Copy the records below exactly as they appear.

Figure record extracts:

○ ○ ○ ○

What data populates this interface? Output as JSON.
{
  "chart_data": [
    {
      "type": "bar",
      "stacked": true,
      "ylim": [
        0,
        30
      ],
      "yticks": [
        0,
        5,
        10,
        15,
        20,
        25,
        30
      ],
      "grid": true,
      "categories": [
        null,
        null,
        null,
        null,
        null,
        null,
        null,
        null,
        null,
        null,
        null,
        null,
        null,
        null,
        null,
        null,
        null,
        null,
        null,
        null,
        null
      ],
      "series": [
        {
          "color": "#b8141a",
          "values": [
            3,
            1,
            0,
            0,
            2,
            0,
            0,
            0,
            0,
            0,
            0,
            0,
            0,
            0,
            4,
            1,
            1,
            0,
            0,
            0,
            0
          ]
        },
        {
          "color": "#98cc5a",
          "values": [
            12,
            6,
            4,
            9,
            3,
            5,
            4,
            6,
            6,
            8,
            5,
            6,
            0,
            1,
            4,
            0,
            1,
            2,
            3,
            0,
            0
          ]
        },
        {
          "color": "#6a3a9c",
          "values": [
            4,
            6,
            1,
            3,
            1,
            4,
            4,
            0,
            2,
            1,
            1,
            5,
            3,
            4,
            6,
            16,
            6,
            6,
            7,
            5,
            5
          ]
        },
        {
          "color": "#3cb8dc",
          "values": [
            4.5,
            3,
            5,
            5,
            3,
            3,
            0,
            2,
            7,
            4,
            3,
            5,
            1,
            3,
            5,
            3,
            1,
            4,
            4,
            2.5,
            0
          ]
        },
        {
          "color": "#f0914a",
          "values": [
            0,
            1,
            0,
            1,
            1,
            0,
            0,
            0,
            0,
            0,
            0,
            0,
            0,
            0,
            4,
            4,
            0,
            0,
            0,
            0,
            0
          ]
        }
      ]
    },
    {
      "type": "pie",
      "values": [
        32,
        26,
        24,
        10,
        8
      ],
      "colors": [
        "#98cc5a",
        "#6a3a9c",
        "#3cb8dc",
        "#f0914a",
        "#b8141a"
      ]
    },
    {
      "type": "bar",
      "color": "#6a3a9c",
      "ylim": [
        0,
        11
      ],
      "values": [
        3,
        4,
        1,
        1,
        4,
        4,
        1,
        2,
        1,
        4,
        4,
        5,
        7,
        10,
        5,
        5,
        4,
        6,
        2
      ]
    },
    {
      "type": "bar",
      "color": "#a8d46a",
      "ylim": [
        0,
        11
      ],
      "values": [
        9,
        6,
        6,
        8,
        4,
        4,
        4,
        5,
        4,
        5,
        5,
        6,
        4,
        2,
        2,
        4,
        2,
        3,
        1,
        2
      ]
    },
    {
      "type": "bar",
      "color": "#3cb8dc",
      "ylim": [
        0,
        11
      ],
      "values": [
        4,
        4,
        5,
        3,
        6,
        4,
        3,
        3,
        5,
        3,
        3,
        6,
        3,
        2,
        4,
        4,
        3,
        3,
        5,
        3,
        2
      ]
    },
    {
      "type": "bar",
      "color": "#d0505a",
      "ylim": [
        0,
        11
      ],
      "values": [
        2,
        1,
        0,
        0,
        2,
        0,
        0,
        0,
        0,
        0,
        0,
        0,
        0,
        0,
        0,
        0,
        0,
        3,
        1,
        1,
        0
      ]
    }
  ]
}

○ ○ ○ ○

== Exercise result ==
What data populates this interface? Output as JSON.
{
  "chart_data": [
    {
      "type": "bar",
      "stacked": true,
      "ylim": [
        0,
        30
      ],
      "yticks": [
        0,
        5,
        10,
        15,
        20,
        25,
        30
      ],
      "grid": true,
      "categories": [
        null,
        null,
        null,
        null,
        null,
        null,
        null,
        null,
        null,
        null,
        null,
        null,
        null,
        null,
        null,
        null,
        null,
        null,
        null,
        null,
        null
      ],
      "series": [
        {
          "color": "#b8141a",
          "values": [
            3,
            1,
            0,
            0,
            2,
            0,
            0,
            0,
            0,
            0,
            0,
            0,
            0,
            0,
            4,
            1,
            1,
            0,
            0,
            0,
            0
          ]
        },
        {
          "color": "#98cc5a",
          "values": [
            12,
            6,
            4,
            9,
            3,
            5,
            4,
            6,
            6,
            8,
            5,
            6,
            0,
            1,
            4,
            0,
            1,
            2,
            3,
            0,
            0
          ]
        },
        {
          "color": "#6a3a9c",
          "values": [
            4,
            6,
            1,
            3,
            1,
            4,
            4,
            0,
            2,
            1,
            1,
            5,
            3,
            4,
            6,
            16,
            6,
            6,
            7,
            5,
            5
          ]
        },
        {
          "color": "#3cb8dc",
          "values": [
            4.5,
            3,
            5,
            5,
            3,
            3,
            0,
            2,
            7,
            4,
            3,
            5,
            1,
            3,
            5,
            3,
            1,
            4,
            4,
            2.5,
            0
          ]
        },
        {
          "color": "#f0914a",
          "values": [
            0,
            1,
            0,
            1,
            1,
            0,
            0,
            0,
            0,
            0,
            0,
            0,
            0,
            0,
            4,
            4,
            0,
            0,
            0,
            0,
            0
          ]
        }
      ]
    },
    {
      "type": "pie",
      "values": [
        32,
        26,
        24,
        10,
        8
      ],
      "colors": [
        "#98cc5a",
        "#6a3a9c",
        "#3cb8dc",
        "#f0914a",
        "#b8141a"
      ]
    },
    {
      "type": "bar",
      "color": "#6a3a9c",
      "ylim": [
        0,
        11
      ],
      "values": [
        3,
        4,
        1,
        1,
        4,
        4,
        1,
        2,
        1,
        4,
        4,
        5,
        7,
        10,
        5,
        5,
        4,
        6,
        2
      ]
    },
    {
      "type": "bar",
      "color": "#a8d46a",
      "ylim": [
        0,
        11
      ],
      "values": [
        9,
        6,
        6,
        8,
        4,
        4,
        4,
        5,
        4,
        5,
        5,
        6,
        4,
        2,
        2,
        4,
        2,
        3,
        1,
        2
      ]
    },
    {
      "type": "bar",
      "color": "#3cb8dc",
      "ylim": [
        0,
        11
      ],
      "values": [
        4,
        4,
        5,
        3,
        6,
        4,
        3,
        3,
        5,
        3,
        3,
        6,
        3,
        2,
        4,
        4,
        3,
        3,
        5,
        3,
        2
      ]
    },
    {
      "type": "bar",
      "color": "#d0505a",
      "ylim": [
        0,
        11
      ],
      "values": [
        2,
        1,
        0,
        0,
        2,
        0,
        0,
        0,
        0,
        0,
        0,
        0,
        0,
        0,
        0,
        0,
        0,
        3,
        1,
        1,
        0
      ]
    }
  ]
}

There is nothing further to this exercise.